WHAT YOU HAVE TO DO: Among the lines of these entries, how many hold the word "WyjĹ"? State only the number.

MATERIAL FOR THE TASK:

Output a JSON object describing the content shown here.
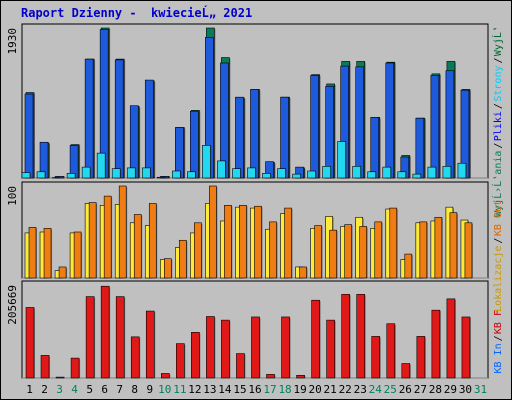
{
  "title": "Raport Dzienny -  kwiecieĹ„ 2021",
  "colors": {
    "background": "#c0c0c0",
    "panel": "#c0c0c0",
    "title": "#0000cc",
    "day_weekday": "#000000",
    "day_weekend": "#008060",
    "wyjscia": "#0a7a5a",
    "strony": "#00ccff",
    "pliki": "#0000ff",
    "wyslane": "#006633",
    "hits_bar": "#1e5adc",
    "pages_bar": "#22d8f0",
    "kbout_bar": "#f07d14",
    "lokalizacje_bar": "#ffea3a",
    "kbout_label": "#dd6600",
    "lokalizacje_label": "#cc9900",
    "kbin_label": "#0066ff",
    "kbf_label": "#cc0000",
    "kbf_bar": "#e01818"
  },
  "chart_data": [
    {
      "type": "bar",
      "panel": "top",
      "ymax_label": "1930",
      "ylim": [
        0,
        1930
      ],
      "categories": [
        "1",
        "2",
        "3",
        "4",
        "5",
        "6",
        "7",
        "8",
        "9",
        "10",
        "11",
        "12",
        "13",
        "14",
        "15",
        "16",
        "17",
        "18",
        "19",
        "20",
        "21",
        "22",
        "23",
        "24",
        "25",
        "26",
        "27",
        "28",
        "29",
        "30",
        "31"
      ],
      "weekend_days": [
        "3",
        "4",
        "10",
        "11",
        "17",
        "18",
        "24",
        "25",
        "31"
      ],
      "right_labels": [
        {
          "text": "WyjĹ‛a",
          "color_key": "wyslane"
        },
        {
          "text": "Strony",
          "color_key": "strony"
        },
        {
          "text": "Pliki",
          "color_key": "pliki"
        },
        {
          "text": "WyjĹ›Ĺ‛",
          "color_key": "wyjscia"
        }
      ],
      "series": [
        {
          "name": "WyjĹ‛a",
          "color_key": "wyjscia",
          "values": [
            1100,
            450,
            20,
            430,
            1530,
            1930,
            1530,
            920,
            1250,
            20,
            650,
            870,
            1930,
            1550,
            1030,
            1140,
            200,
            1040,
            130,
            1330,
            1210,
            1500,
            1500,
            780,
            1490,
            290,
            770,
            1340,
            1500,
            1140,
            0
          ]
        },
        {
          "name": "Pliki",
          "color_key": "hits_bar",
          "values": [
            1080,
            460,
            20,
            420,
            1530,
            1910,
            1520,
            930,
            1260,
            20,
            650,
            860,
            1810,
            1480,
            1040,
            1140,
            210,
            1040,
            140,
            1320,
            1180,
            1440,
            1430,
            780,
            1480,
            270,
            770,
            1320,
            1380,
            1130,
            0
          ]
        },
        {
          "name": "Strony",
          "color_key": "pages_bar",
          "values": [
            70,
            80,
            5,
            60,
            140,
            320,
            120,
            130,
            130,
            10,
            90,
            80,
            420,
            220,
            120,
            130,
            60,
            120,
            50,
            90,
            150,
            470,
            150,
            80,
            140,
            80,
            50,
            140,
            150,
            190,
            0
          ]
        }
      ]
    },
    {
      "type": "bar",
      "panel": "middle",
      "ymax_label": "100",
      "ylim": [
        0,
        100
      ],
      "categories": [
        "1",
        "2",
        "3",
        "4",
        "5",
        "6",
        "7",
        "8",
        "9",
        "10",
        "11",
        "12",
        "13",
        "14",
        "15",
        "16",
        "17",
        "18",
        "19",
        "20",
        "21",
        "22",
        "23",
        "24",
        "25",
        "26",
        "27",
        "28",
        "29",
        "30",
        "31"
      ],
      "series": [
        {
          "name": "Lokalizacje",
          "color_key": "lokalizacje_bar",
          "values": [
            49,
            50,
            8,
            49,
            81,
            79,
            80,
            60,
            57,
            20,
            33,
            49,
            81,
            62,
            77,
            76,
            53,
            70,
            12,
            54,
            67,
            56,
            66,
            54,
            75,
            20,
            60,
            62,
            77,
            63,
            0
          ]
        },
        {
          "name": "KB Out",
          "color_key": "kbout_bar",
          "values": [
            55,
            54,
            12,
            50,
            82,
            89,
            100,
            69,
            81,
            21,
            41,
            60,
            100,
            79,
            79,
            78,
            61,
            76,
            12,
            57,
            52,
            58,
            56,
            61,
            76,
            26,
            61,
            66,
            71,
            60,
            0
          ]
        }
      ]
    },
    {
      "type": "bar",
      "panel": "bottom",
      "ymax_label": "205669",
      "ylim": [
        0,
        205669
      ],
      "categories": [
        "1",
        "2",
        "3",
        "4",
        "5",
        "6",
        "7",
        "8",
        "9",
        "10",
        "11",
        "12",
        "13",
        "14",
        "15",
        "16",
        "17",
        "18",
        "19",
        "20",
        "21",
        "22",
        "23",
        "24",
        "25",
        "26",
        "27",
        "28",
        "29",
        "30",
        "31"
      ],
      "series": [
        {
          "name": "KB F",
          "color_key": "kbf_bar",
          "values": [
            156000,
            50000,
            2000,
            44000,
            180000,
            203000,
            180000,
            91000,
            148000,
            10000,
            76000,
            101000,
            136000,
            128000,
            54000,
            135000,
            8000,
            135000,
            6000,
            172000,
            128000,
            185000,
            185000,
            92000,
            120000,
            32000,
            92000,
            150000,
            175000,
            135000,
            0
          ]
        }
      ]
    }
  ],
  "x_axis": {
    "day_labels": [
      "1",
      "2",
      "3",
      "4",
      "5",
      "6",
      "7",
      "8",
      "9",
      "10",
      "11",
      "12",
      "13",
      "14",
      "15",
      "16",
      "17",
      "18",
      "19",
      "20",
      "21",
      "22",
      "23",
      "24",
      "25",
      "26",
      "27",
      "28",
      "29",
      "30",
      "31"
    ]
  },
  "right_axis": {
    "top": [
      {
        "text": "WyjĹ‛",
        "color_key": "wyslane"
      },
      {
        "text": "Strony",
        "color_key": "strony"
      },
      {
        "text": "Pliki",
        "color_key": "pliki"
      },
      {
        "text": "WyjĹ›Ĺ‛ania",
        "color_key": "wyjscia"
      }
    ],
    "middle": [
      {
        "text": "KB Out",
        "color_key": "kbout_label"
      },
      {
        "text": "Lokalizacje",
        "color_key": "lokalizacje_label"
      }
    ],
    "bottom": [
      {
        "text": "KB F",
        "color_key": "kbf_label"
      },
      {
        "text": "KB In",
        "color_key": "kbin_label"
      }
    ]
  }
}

WRITTEN SOLUTION: 5